- _Short task_
Reproduce the lines between the one containing "start-encoding-button[interactable]: 인코딩 시작" and the one containing "video-frame[interactable] (100, 32, 1148, 617)", inclusive, replacing "lane-overlay" with "overlay-lane" and leaving all else unchanged.

- _Excerpted records_
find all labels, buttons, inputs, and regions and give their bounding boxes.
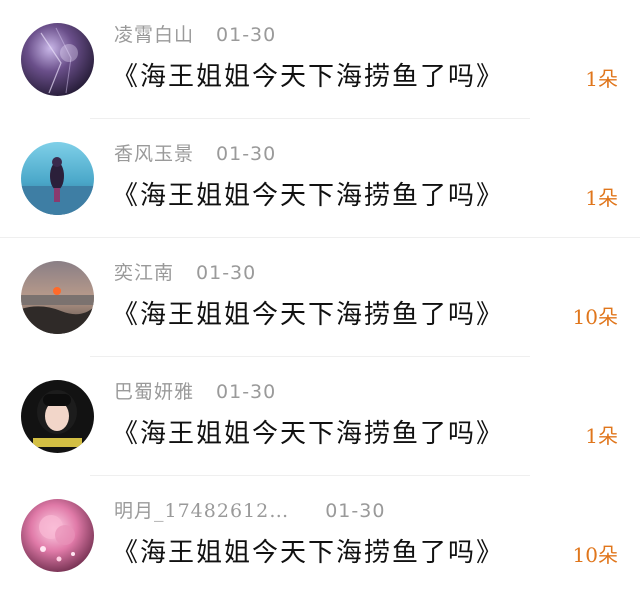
item-date: 01-30: [325, 500, 386, 522]
flower-count: 1朵: [585, 67, 618, 91]
list-item[interactable]: 凌霄白山 01-30 《海王姐姐今天下海捞鱼了吗》 1朵: [0, 0, 640, 118]
item-title[interactable]: 《海王姐姐今天下海捞鱼了吗》: [112, 56, 504, 93]
item-meta: 香风玉景 01-30: [114, 139, 276, 169]
purple-night-avatar-icon: [21, 23, 94, 96]
list-item[interactable]: 明月_17482612… 01-30 《海王姐姐今天下海捞鱼了吗》 10朵: [0, 476, 640, 593]
girl-by-lake-avatar-icon: [21, 142, 94, 215]
item-date: 01-30: [196, 262, 257, 284]
item-meta: 巴蜀妍雅 01-30: [114, 377, 276, 407]
avatar[interactable]: [21, 142, 94, 215]
item-title[interactable]: 《海王姐姐今天下海捞鱼了吗》: [112, 413, 504, 450]
avatar[interactable]: [21, 23, 94, 96]
gift-record-list: 凌霄白山 01-30 《海王姐姐今天下海捞鱼了吗》 1朵 香风玉景 01-30 …: [0, 0, 640, 593]
list-item[interactable]: 奕江南 01-30 《海王姐姐今天下海捞鱼了吗》 10朵: [0, 238, 640, 356]
user-name[interactable]: 凌霄白山: [114, 24, 194, 46]
user-name[interactable]: 巴蜀妍雅: [114, 381, 194, 403]
pink-flower-avatar-icon: [21, 499, 94, 572]
list-item[interactable]: 香风玉景 01-30 《海王姐姐今天下海捞鱼了吗》 1朵: [0, 119, 640, 237]
flower-count: 10朵: [572, 305, 618, 329]
item-meta: 奕江南 01-30: [114, 258, 256, 288]
girl-portrait-avatar-icon: [21, 380, 94, 453]
avatar[interactable]: [21, 380, 94, 453]
item-date: 01-30: [216, 381, 277, 403]
flower-count: 1朵: [585, 424, 618, 448]
item-date: 01-30: [216, 24, 277, 46]
sunset-sea-avatar-icon: [21, 261, 94, 334]
flower-count: 1朵: [585, 186, 618, 210]
list-item[interactable]: 巴蜀妍雅 01-30 《海王姐姐今天下海捞鱼了吗》 1朵: [0, 357, 640, 475]
user-name[interactable]: 香风玉景: [114, 143, 194, 165]
user-name[interactable]: 奕江南: [114, 262, 174, 284]
item-title[interactable]: 《海王姐姐今天下海捞鱼了吗》: [112, 294, 504, 331]
avatar[interactable]: [21, 261, 94, 334]
item-title[interactable]: 《海王姐姐今天下海捞鱼了吗》: [112, 532, 504, 569]
avatar[interactable]: [21, 499, 94, 572]
item-title[interactable]: 《海王姐姐今天下海捞鱼了吗》: [112, 175, 504, 212]
item-date: 01-30: [216, 143, 277, 165]
item-meta: 凌霄白山 01-30: [114, 20, 276, 50]
flower-count: 10朵: [572, 543, 618, 567]
user-name[interactable]: 明月_17482612…: [114, 500, 289, 522]
item-meta: 明月_17482612… 01-30: [114, 496, 385, 526]
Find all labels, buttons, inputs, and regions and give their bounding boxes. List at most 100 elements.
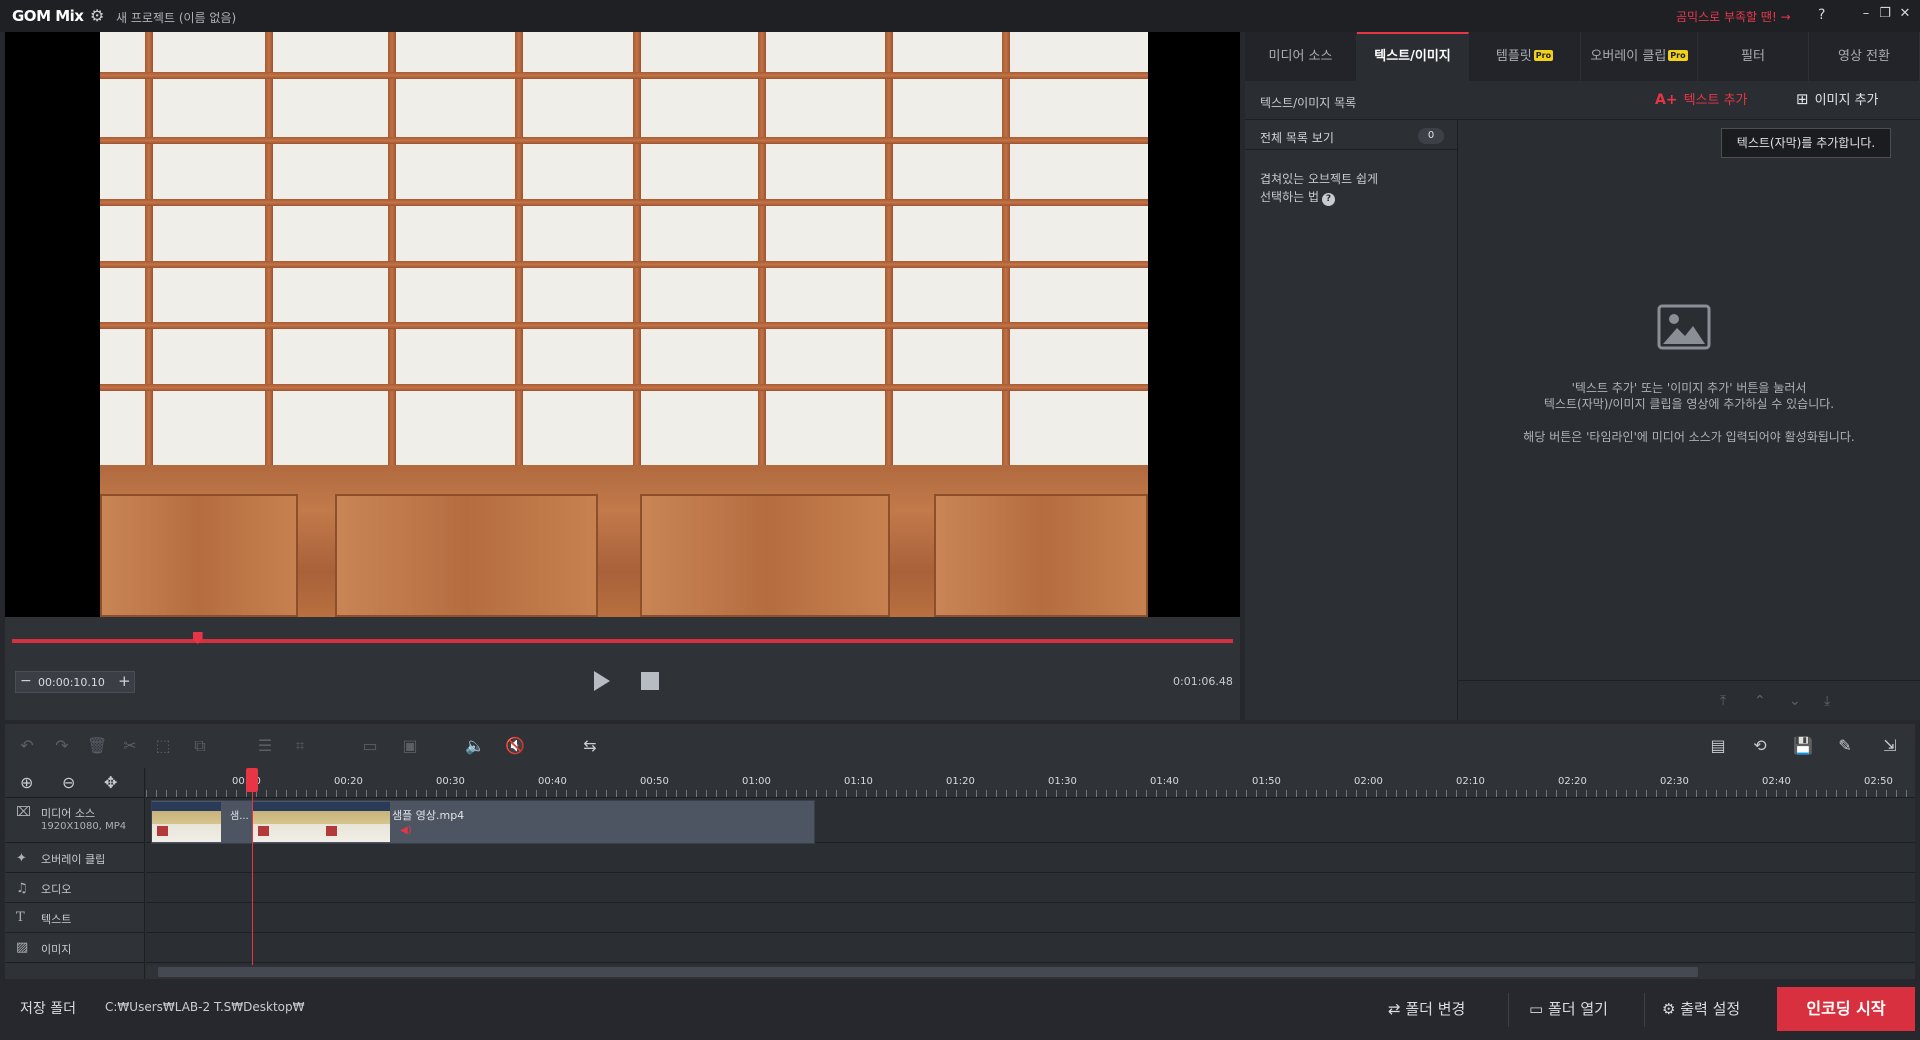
start-encoding-button[interactable]: 인코딩 시작 (1777, 987, 1915, 1031)
lane-overlay[interactable] (146, 843, 1915, 873)
ruler-tick-label: 01:50 (1252, 776, 1281, 787)
output-settings-button[interactable]: ⚙ 출력 설정 (1662, 979, 1740, 1040)
video-frame[interactable] (100, 32, 1148, 617)
upgrade-link[interactable]: 곰믹스로 부족할 땐! → (1676, 8, 1791, 25)
open-folder-button[interactable]: ▭ 폴더 열기 (1529, 979, 1608, 1040)
app-logo: GOM Mix (12, 7, 84, 25)
list-header: 텍스트/이미지 목록 A+ 텍스트 추가 ⊞ 이미지 추가 (1245, 81, 1920, 120)
stop-icon[interactable] (641, 672, 659, 690)
mute-icon: ◀) (400, 825, 412, 836)
ruler-tick-label: 00:20 (334, 776, 363, 787)
add-image-icon: ⊞ (1796, 90, 1809, 108)
fit-icon[interactable]: ✥ (104, 773, 117, 792)
tab-filter[interactable]: 필터 (1698, 32, 1809, 81)
timecode-increment-button[interactable]: + (118, 672, 131, 690)
time-ruler[interactable]: 00:1000:2000:3000:4000:5001:0001:1001:20… (146, 768, 1915, 798)
add-image-button[interactable]: ⊞ 이미지 추가 (1796, 89, 1879, 113)
redo-icon[interactable]: ↷ (52, 736, 72, 756)
ruler-tick-label: 01:20 (946, 776, 975, 787)
clip-thumbnail (253, 802, 321, 842)
track-media-label: 미디어 소스 (41, 807, 96, 820)
move-bottom-icon[interactable]: ⤓ (1824, 693, 1830, 709)
close-icon[interactable]: ✕ (1897, 6, 1913, 24)
tab-transition[interactable]: 영상 전환 (1809, 32, 1920, 81)
media-clip[interactable]: 샘... 샘플 영상.mp4 ◀) (151, 800, 815, 844)
move-down-icon[interactable]: ⌄ (1789, 693, 1801, 709)
panel-tabs: 미디어 소스 텍스트/이미지 템플릿 Pro 오버레이 클립 Pro 필터 영상 전… (1245, 32, 1920, 81)
shoji-mullion (100, 261, 1148, 268)
tab-text-image[interactable]: 텍스트/이미지 (1357, 32, 1469, 81)
track-media-header: ⌧ 미디어 소스 1920X1080, MP4 (5, 798, 145, 843)
track-audio-header: ♫ 오디오 (5, 873, 145, 903)
save-as-icon[interactable]: ✎ (1835, 736, 1855, 756)
cut-icon[interactable]: ✂ (120, 736, 140, 756)
all-list-row[interactable]: 전체 목록 보기 0 (1245, 120, 1458, 150)
shoji-mullion (633, 32, 641, 465)
shoji-mullion (100, 137, 1148, 144)
total-duration: 0:01:06.48 (1173, 675, 1233, 688)
export-icon[interactable]: ⇲ (1880, 736, 1900, 756)
shoji-mullion (1002, 32, 1010, 465)
tab-media-source[interactable]: 미디어 소스 (1245, 32, 1357, 81)
scrollbar-thumb[interactable] (158, 967, 1698, 977)
add-image-label: 이미지 추가 (1814, 93, 1879, 108)
tab-label: 오버레이 클립 (1590, 49, 1667, 64)
tab-overlay-clip[interactable]: 오버레이 클립 Pro (1581, 32, 1698, 81)
tip-line-1: 겹쳐있는 오브젝트 쉽게 (1260, 172, 1379, 186)
select-icon[interactable]: ⬚ (153, 736, 173, 756)
playhead-line (252, 786, 253, 979)
speaker-icon (157, 826, 168, 836)
output-settings-label: 출력 설정 (1680, 1000, 1741, 1018)
image-edit-icon[interactable]: ▣ (400, 736, 420, 756)
timecode-value[interactable]: 00:00:10.10 (38, 676, 105, 689)
image-icon: ▨ (16, 940, 29, 955)
new-project-icon[interactable]: ▤ (1708, 736, 1728, 756)
zoom-out-icon[interactable]: ⊖ (62, 773, 75, 792)
ruler-tick-label: 01:10 (844, 776, 873, 787)
ruler-tick-label: 02:30 (1660, 776, 1689, 787)
zoom-in-icon[interactable]: ⊕ (20, 773, 33, 792)
right-panel: 미디어 소스 텍스트/이미지 템플릿 Pro 오버레이 클립 Pro 필터 영상 전… (1245, 32, 1920, 720)
layer-order-bar: ⤒ ⌃ ⌄ ⤓ (1458, 680, 1920, 720)
restore-icon[interactable]: ❐ (1877, 6, 1893, 24)
change-folder-button[interactable]: ⇄ 폴더 변경 (1388, 979, 1465, 1040)
timeline-scrollbar[interactable] (146, 965, 1915, 979)
lane-audio[interactable] (146, 873, 1915, 903)
play-icon[interactable] (594, 671, 610, 691)
ruler-tick-label: 02:40 (1762, 776, 1791, 787)
link-clip-icon[interactable]: ⇆ (580, 736, 600, 756)
move-top-icon[interactable]: ⤒ (1720, 693, 1726, 709)
timecode-decrement-button[interactable]: − (20, 673, 32, 689)
open-project-icon[interactable]: ⟲ (1750, 736, 1770, 756)
speaker-icon (326, 826, 337, 836)
minimize-icon[interactable]: – (1858, 6, 1874, 24)
playhead-handle[interactable] (246, 768, 258, 792)
clip-thumbnail (321, 802, 390, 842)
help-button[interactable]: ? (1818, 7, 1825, 23)
lane-text[interactable] (146, 903, 1915, 933)
mute-icon[interactable]: 🔇 (505, 736, 525, 756)
crop-icon[interactable]: ⌗ (290, 736, 310, 756)
delete-icon[interactable]: 🗑 (87, 736, 107, 756)
image-insert-icon[interactable]: ▭ (360, 736, 380, 756)
playback-controls: − 00:00:10.10 + 0:01:06.48 (5, 617, 1240, 720)
tab-label: 미디어 소스 (1268, 49, 1333, 64)
move-up-icon[interactable]: ⌃ (1754, 693, 1766, 709)
undo-icon[interactable]: ↶ (17, 736, 37, 756)
track-audio-label: 오디오 (41, 883, 72, 896)
overlap-tip-link[interactable]: 겹쳐있는 오브젝트 쉽게 선택하는 법? (1260, 170, 1440, 206)
gear-icon[interactable]: ⚙ (90, 6, 104, 25)
shoji-mullion (100, 199, 1148, 206)
shoji-mullion (100, 384, 1148, 391)
add-text-button[interactable]: A+ 텍스트 추가 (1655, 89, 1748, 113)
track-overlay-label: 오버레이 클립 (41, 853, 106, 866)
tab-label: 필터 (1741, 49, 1765, 64)
lane-image[interactable] (146, 933, 1915, 963)
tab-template[interactable]: 템플릿 Pro (1469, 32, 1581, 81)
adjust-icon[interactable]: ☰ (255, 736, 275, 756)
speaker-icon (258, 826, 269, 836)
save-project-icon[interactable]: 💾 (1793, 736, 1813, 756)
volume-icon[interactable]: 🔈 (465, 736, 485, 756)
shoji-mullion (515, 32, 523, 465)
split-icon[interactable]: ⧉ (190, 736, 210, 756)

- _The reply_
start-encoding-button[interactable]: 인코딩 시작 (1777, 987, 1915, 1031)
overlay-lane[interactable] (146, 843, 1915, 873)
ruler-tick-label: 01:50 (1252, 776, 1281, 787)
output-settings-button[interactable]: ⚙ 출력 설정 (1662, 979, 1740, 1040)
video-frame[interactable] (100, 32, 1148, 617)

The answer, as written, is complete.